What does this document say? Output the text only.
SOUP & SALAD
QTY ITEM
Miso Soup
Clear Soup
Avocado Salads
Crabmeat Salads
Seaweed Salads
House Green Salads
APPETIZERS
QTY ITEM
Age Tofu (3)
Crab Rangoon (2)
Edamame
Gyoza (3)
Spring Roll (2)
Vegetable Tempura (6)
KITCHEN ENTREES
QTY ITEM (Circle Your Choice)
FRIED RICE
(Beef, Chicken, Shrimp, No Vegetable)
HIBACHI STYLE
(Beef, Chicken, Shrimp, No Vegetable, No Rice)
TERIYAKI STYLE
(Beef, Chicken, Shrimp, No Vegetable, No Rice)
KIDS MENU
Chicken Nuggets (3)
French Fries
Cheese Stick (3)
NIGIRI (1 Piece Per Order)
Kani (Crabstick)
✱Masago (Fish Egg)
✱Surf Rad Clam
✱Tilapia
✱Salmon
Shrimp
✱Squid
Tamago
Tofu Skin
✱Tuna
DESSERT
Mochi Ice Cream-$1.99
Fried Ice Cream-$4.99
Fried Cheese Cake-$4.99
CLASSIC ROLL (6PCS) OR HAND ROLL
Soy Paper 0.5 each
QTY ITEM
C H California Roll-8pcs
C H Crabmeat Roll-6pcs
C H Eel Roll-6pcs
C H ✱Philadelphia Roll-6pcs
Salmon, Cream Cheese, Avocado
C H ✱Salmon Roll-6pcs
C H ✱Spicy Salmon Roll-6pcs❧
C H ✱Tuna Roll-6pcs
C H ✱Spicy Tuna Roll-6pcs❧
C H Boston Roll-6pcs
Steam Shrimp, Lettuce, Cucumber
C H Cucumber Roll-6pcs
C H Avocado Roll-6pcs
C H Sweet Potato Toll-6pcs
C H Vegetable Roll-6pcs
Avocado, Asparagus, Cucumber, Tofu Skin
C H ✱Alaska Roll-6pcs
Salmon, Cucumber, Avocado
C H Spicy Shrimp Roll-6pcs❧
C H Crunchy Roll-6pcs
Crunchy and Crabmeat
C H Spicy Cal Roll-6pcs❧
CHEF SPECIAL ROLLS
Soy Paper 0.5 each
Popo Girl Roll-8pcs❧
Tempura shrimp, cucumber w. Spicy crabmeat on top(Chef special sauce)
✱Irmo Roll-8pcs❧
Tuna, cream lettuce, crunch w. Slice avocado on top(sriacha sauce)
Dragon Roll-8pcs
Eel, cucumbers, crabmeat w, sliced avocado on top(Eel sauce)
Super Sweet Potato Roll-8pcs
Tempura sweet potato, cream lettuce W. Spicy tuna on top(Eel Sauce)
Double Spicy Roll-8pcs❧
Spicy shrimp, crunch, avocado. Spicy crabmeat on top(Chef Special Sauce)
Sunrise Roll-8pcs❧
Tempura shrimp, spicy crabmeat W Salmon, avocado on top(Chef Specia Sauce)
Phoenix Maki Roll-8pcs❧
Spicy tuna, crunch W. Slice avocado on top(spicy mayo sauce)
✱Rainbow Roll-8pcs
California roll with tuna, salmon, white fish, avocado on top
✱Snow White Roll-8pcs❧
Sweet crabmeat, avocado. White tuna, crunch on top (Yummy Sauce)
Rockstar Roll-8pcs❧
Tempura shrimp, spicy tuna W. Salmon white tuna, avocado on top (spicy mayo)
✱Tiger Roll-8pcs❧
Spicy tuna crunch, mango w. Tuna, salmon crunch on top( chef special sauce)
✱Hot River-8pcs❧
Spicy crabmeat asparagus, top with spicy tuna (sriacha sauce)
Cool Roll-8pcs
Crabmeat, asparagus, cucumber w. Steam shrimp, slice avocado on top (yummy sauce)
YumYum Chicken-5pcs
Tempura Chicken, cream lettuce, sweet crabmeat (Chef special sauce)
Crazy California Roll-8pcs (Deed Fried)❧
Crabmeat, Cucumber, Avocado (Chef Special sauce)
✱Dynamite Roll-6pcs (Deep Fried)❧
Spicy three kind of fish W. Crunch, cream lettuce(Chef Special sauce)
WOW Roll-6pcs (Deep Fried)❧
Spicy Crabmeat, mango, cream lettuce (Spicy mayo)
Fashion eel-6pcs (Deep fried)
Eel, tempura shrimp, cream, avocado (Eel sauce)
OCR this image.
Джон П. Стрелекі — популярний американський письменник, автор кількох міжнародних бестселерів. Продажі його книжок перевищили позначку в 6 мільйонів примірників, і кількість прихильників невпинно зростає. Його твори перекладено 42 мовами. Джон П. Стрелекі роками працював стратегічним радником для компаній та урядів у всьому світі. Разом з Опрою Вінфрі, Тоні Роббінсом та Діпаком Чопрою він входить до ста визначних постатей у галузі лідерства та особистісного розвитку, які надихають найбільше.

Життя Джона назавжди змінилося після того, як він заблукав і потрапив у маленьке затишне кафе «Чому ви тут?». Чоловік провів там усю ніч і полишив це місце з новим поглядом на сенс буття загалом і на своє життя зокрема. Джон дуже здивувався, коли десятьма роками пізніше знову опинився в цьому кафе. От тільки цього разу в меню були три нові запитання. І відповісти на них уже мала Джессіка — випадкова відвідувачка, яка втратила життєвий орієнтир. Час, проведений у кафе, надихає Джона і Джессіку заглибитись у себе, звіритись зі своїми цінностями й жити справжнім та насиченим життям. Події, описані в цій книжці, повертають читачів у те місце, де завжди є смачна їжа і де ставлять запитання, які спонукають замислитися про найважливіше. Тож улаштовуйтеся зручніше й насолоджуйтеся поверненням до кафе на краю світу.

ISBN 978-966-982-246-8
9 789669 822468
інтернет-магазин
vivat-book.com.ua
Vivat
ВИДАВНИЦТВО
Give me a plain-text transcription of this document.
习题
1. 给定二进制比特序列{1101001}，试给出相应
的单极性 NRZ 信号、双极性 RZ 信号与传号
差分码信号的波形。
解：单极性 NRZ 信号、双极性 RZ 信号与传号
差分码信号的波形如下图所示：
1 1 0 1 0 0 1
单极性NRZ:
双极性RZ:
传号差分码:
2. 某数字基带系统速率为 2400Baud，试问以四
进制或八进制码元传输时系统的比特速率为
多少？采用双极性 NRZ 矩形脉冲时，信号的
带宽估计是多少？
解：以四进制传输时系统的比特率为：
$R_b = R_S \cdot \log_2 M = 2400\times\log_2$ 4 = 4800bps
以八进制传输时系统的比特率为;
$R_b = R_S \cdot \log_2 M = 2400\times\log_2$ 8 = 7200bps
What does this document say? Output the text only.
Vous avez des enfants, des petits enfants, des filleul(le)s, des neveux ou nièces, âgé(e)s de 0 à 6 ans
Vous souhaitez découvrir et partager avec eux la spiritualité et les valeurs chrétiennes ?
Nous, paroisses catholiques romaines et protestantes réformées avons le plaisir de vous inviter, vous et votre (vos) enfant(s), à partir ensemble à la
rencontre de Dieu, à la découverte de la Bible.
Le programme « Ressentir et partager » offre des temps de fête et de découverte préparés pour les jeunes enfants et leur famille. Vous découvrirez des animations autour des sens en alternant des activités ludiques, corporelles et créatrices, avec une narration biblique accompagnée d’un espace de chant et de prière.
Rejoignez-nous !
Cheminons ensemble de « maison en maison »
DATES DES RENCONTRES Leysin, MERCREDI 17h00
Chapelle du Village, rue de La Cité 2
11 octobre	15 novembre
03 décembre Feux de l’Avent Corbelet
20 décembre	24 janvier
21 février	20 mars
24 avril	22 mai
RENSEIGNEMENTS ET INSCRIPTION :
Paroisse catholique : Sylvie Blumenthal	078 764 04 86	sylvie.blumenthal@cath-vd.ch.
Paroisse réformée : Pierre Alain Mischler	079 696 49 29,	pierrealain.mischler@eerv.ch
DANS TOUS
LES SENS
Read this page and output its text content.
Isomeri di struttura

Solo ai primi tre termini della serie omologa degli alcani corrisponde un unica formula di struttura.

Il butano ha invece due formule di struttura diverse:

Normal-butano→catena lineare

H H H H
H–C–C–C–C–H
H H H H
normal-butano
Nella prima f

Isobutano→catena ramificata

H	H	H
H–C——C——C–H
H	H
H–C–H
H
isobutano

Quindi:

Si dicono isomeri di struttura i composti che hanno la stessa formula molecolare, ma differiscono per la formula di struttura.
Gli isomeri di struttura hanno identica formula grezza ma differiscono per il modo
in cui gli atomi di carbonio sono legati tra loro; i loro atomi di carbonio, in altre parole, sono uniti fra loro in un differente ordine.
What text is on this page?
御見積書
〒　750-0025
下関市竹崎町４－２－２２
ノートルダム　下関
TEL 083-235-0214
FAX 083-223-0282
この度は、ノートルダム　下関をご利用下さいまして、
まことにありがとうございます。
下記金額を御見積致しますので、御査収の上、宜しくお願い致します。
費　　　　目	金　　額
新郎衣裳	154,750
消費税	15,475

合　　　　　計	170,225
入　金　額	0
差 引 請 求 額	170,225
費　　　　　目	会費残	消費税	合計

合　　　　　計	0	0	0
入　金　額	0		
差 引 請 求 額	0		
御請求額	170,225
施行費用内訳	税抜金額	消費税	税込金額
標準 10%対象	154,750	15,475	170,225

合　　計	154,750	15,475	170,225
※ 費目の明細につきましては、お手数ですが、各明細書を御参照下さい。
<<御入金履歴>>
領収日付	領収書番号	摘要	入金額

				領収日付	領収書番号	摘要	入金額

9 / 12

Task brief: Review the material and copy each line in which the word "partager" appears.

Response to the task:
Vous souhaitez découvrir et partager avec eux la spiritualité et les valeurs chrétiennes ?
Le programme « Ressentir et partager » offre des temps de fête et de découverte préparés pour les jeunes enfants et leur famille. Vous découvrirez des animations autour des sens en alternant des activités ludiques, corporelles et créatrices, avec une narration biblique accompagnée d’un espace de chant et de prière.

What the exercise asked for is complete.